:: Exercise requirements ::
How many lines in the entries below include the string "xmax"? Answer with the number only.
--- BEGIN Excerpted data ---
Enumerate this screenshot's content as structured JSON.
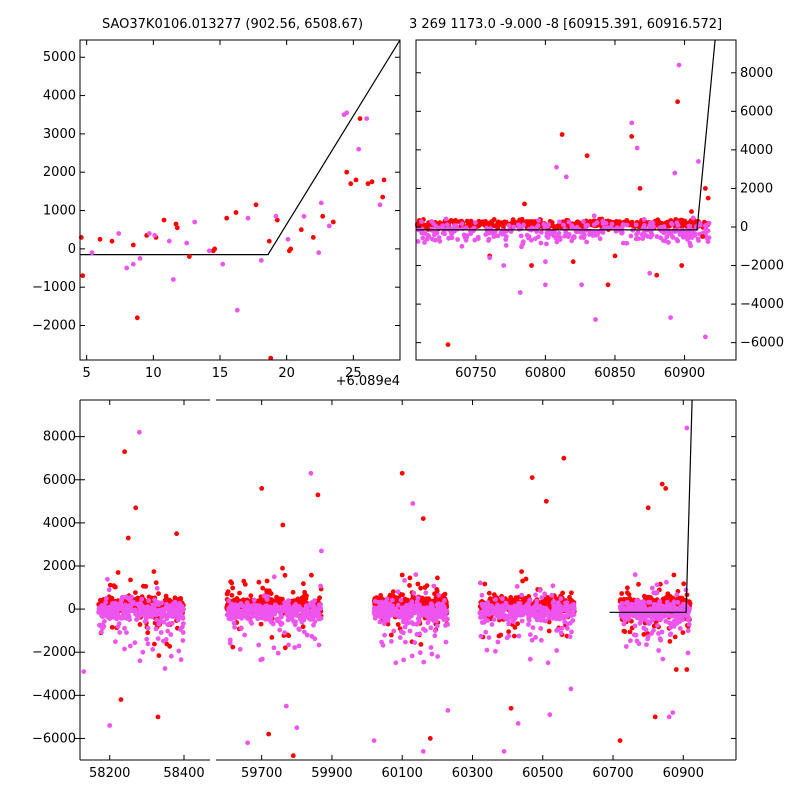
{
  "chart_data": [
    {
      "type": "scatter",
      "title": "SAO37K0106.013277 (902.56, 6508.67)",
      "xlabel": "",
      "ylabel": "",
      "x_offset_label": "+6.089e4",
      "xlim": [
        4.5,
        28.5
      ],
      "ylim": [
        -2900,
        5450
      ],
      "xticks": [
        5,
        10,
        15,
        20,
        25
      ],
      "yticks": [
        -2000,
        -1000,
        0,
        1000,
        2000,
        3000,
        4000,
        5000
      ],
      "ytick_side": "left",
      "grid": false,
      "model_line": {
        "color": "#000000",
        "x": [
          4.5,
          18.6,
          28.5
        ],
        "y": [
          -150,
          -150,
          5450
        ]
      },
      "series": [
        {
          "color": "#ff0000",
          "points": [
            [
              4.6,
              300
            ],
            [
              4.7,
              -700
            ],
            [
              6.0,
              250
            ],
            [
              6.9,
              200
            ],
            [
              8.5,
              100
            ],
            [
              8.8,
              -1800
            ],
            [
              9.5,
              350
            ],
            [
              10.2,
              300
            ],
            [
              10.8,
              750
            ],
            [
              11.7,
              650
            ],
            [
              11.8,
              550
            ],
            [
              12.7,
              -200
            ],
            [
              14.5,
              -50
            ],
            [
              14.6,
              0
            ],
            [
              15.5,
              800
            ],
            [
              16.2,
              950
            ],
            [
              17.7,
              1150
            ],
            [
              18.7,
              200
            ],
            [
              18.8,
              -2850
            ],
            [
              19.3,
              750
            ],
            [
              20.2,
              -50
            ],
            [
              20.3,
              0
            ],
            [
              21.1,
              500
            ],
            [
              22.0,
              300
            ],
            [
              22.7,
              850
            ],
            [
              23.5,
              700
            ],
            [
              24.5,
              2000
            ],
            [
              24.8,
              1700
            ],
            [
              25.2,
              1800
            ],
            [
              25.5,
              3400
            ],
            [
              26.1,
              1700
            ],
            [
              26.4,
              1750
            ],
            [
              27.2,
              1350
            ],
            [
              27.3,
              1800
            ]
          ]
        },
        {
          "color": "#ee55ee",
          "points": [
            [
              5.4,
              -100
            ],
            [
              7.4,
              400
            ],
            [
              8.0,
              -500
            ],
            [
              8.5,
              -400
            ],
            [
              9.0,
              -250
            ],
            [
              9.7,
              400
            ],
            [
              10.1,
              350
            ],
            [
              11.2,
              200
            ],
            [
              11.5,
              -800
            ],
            [
              12.5,
              150
            ],
            [
              13.1,
              700
            ],
            [
              14.2,
              -50
            ],
            [
              15.2,
              -400
            ],
            [
              16.3,
              -1600
            ],
            [
              17.1,
              800
            ],
            [
              18.1,
              -300
            ],
            [
              19.2,
              850
            ],
            [
              20.1,
              250
            ],
            [
              21.3,
              850
            ],
            [
              22.4,
              -100
            ],
            [
              22.6,
              1200
            ],
            [
              23.2,
              600
            ],
            [
              24.3,
              3500
            ],
            [
              24.5,
              3550
            ],
            [
              25.4,
              2600
            ],
            [
              26.0,
              3400
            ],
            [
              27.0,
              1150
            ]
          ]
        }
      ]
    },
    {
      "type": "scatter",
      "title": "3 269 1173.0 -9.000 -8 [60915.391, 60916.572]",
      "xlabel": "",
      "ylabel": "",
      "xlim": [
        60707,
        60937
      ],
      "ylim": [
        -6900,
        9700
      ],
      "xticks": [
        60750,
        60800,
        60850,
        60900
      ],
      "yticks": [
        -6000,
        -4000,
        -2000,
        0,
        2000,
        4000,
        6000,
        8000
      ],
      "ytick_side": "right",
      "grid": false,
      "model_line": {
        "color": "#000000",
        "x": [
          60707,
          60909,
          60922
        ],
        "y": [
          -150,
          -150,
          9700
        ]
      },
      "series": [
        {
          "color": "#ff0000",
          "points": [
            [
              60730,
              -6100
            ],
            [
              60785,
              1200
            ],
            [
              60812,
              4800
            ],
            [
              60830,
              3700
            ],
            [
              60845,
              -3000
            ],
            [
              60862,
              4700
            ],
            [
              60868,
              2000
            ],
            [
              60880,
              -2500
            ],
            [
              60895,
              6500
            ],
            [
              60898,
              -2000
            ],
            [
              60915,
              2000
            ],
            [
              60917,
              1500
            ],
            [
              60913,
              -500
            ],
            [
              60905,
              800
            ],
            [
              60760,
              -1500
            ],
            [
              60790,
              -2000
            ],
            [
              60820,
              -1800
            ],
            [
              60850,
              -1500
            ]
          ]
        },
        {
          "color": "#ee55ee",
          "points": [
            [
              60808,
              3100
            ],
            [
              60815,
              2600
            ],
            [
              60862,
              5400
            ],
            [
              60866,
              4100
            ],
            [
              60893,
              2800
            ],
            [
              60896,
              8400
            ],
            [
              60915,
              -5700
            ],
            [
              60910,
              3400
            ],
            [
              60836,
              -4800
            ],
            [
              60826,
              -3000
            ],
            [
              60782,
              -3400
            ],
            [
              60800,
              -3000
            ],
            [
              60890,
              -4700
            ],
            [
              60875,
              -2400
            ],
            [
              60770,
              -2000
            ],
            [
              60740,
              -1000
            ],
            [
              60760,
              -1600
            ],
            [
              60800,
              -1800
            ]
          ]
        }
      ]
    },
    {
      "type": "scatter",
      "title": "",
      "xlabel": "",
      "ylabel": "",
      "broken_axis": true,
      "panels": [
        {
          "xlim": [
            58120,
            58470
          ],
          "xticks": [
            58200,
            58400
          ],
          "tick_labels": [
            "58200",
            "58400"
          ]
        },
        {
          "xlim": [
            59570,
            61050
          ],
          "xticks": [
            59700,
            59900,
            60100,
            60300,
            60500,
            60700,
            60900
          ],
          "tick_labels": [
            "59700",
            "59900",
            "60100",
            "60300",
            "60500",
            "60700",
            "60900"
          ]
        }
      ],
      "ylim": [
        -7000,
        9700
      ],
      "yticks": [
        -6000,
        -4000,
        -2000,
        0,
        2000,
        4000,
        6000,
        8000
      ],
      "ytick_side": "left",
      "grid": false,
      "model_line": {
        "color": "#000000",
        "x": [
          60690,
          60908,
          60925
        ],
        "y": [
          -150,
          -150,
          9700
        ]
      },
      "clusters": [
        {
          "xmin": 58170,
          "xmax": 58400,
          "cluster_id": 0
        },
        {
          "xmin": 59600,
          "xmax": 59870,
          "cluster_id": 1
        },
        {
          "xmin": 60020,
          "xmax": 60230,
          "cluster_id": 2
        },
        {
          "xmin": 60320,
          "xmax": 60590,
          "cluster_id": 3
        },
        {
          "xmin": 60720,
          "xmax": 60920,
          "cluster_id": 4
        }
      ],
      "series": [
        {
          "color": "#ff0000",
          "outliers": [
            [
              58240,
              7300
            ],
            [
              58270,
              4700
            ],
            [
              58250,
              3300
            ],
            [
              58330,
              -5000
            ],
            [
              58230,
              -4200
            ],
            [
              58380,
              3500
            ],
            [
              59700,
              5600
            ],
            [
              59760,
              3900
            ],
            [
              59720,
              -5800
            ],
            [
              59790,
              -6800
            ],
            [
              59860,
              5300
            ],
            [
              60100,
              6300
            ],
            [
              60160,
              4200
            ],
            [
              60180,
              -6000
            ],
            [
              60470,
              6100
            ],
            [
              60510,
              5000
            ],
            [
              60560,
              7000
            ],
            [
              60410,
              -4600
            ],
            [
              60800,
              4700
            ],
            [
              60840,
              5800
            ],
            [
              60850,
              5600
            ],
            [
              60720,
              -6100
            ],
            [
              60820,
              -5000
            ],
            [
              60880,
              -2800
            ],
            [
              60910,
              -2800
            ]
          ]
        },
        {
          "color": "#ee55ee",
          "outliers": [
            [
              58280,
              8200
            ],
            [
              58200,
              -5400
            ],
            [
              58130,
              -2900
            ],
            [
              59660,
              -6200
            ],
            [
              59840,
              6300
            ],
            [
              59870,
              2700
            ],
            [
              59770,
              -4500
            ],
            [
              59800,
              -5500
            ],
            [
              60020,
              -6100
            ],
            [
              60130,
              4900
            ],
            [
              60160,
              -6600
            ],
            [
              60230,
              -4700
            ],
            [
              60390,
              -6600
            ],
            [
              60430,
              -5300
            ],
            [
              60520,
              -4900
            ],
            [
              60580,
              -3700
            ],
            [
              60910,
              8400
            ],
            [
              60870,
              -4800
            ],
            [
              60860,
              -5000
            ]
          ]
        }
      ]
    }
  ]
}
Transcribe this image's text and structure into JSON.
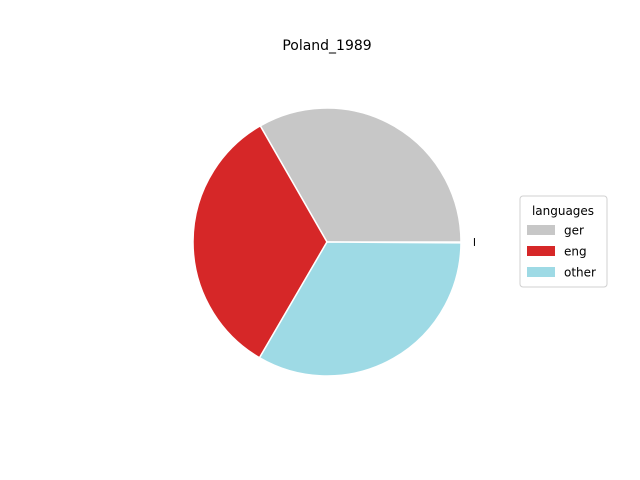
--- END Excerpted data ---
:: Answer to the problem ::
5